[Stored data entries]
==*==
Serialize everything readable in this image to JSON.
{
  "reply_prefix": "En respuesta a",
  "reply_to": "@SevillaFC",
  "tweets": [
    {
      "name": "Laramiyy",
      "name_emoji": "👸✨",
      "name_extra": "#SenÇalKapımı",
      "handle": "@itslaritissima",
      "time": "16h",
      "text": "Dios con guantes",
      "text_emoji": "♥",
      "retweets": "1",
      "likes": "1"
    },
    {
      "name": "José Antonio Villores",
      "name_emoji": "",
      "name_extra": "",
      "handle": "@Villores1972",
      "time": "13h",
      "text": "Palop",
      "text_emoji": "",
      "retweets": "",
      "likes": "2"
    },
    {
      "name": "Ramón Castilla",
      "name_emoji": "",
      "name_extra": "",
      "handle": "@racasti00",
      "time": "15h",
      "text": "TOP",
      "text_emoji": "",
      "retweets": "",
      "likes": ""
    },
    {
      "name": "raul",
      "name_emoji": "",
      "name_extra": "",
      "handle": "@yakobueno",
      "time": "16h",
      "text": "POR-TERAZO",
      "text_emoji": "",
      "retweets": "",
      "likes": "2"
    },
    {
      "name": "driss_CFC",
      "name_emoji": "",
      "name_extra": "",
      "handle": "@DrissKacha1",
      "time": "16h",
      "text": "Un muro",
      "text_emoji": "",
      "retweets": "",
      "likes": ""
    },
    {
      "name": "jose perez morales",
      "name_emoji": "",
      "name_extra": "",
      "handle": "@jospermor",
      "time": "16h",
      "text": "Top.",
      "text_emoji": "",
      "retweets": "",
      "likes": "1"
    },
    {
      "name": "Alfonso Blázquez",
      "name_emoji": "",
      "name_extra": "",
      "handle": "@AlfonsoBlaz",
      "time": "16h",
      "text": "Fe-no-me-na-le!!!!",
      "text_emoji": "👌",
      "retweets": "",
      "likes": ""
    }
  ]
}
==*==
**Exercise details:**
Write out every record shown above, word for word.

**Exercise answer:**
Serialize everything readable in this image to JSON.
{
  "reply_prefix": "En respuesta a",
  "reply_to": "@SevillaFC",
  "tweets": [
    {
      "name": "Laramiyy",
      "name_emoji": "👸✨",
      "name_extra": "#SenÇalKapımı",
      "handle": "@itslaritissima",
      "time": "16h",
      "text": "Dios con guantes",
      "text_emoji": "♥",
      "retweets": "1",
      "likes": "1"
    },
    {
      "name": "José Antonio Villores",
      "name_emoji": "",
      "name_extra": "",
      "handle": "@Villores1972",
      "time": "13h",
      "text": "Palop",
      "text_emoji": "",
      "retweets": "",
      "likes": "2"
    },
    {
      "name": "Ramón Castilla",
      "name_emoji": "",
      "name_extra": "",
      "handle": "@racasti00",
      "time": "15h",
      "text": "TOP",
      "text_emoji": "",
      "retweets": "",
      "likes": ""
    },
    {
      "name": "raul",
      "name_emoji": "",
      "name_extra": "",
      "handle": "@yakobueno",
      "time": "16h",
      "text": "POR-TERAZO",
      "text_emoji": "",
      "retweets": "",
      "likes": "2"
    },
    {
      "name": "driss_CFC",
      "name_emoji": "",
      "name_extra": "",
      "handle": "@DrissKacha1",
      "time": "16h",
      "text": "Un muro",
      "text_emoji": "",
      "retweets": "",
      "likes": ""
    },
    {
      "name": "jose perez morales",
      "name_emoji": "",
      "name_extra": "",
      "handle": "@jospermor",
      "time": "16h",
      "text": "Top.",
      "text_emoji": "",
      "retweets": "",
      "likes": "1"
    },
    {
      "name": "Alfonso Blázquez",
      "name_emoji": "",
      "name_extra": "",
      "handle": "@AlfonsoBlaz",
      "time": "16h",
      "text": "Fe-no-me-na-le!!!!",
      "text_emoji": "👌",
      "retweets": "",
      "likes": ""
    }
  ]
}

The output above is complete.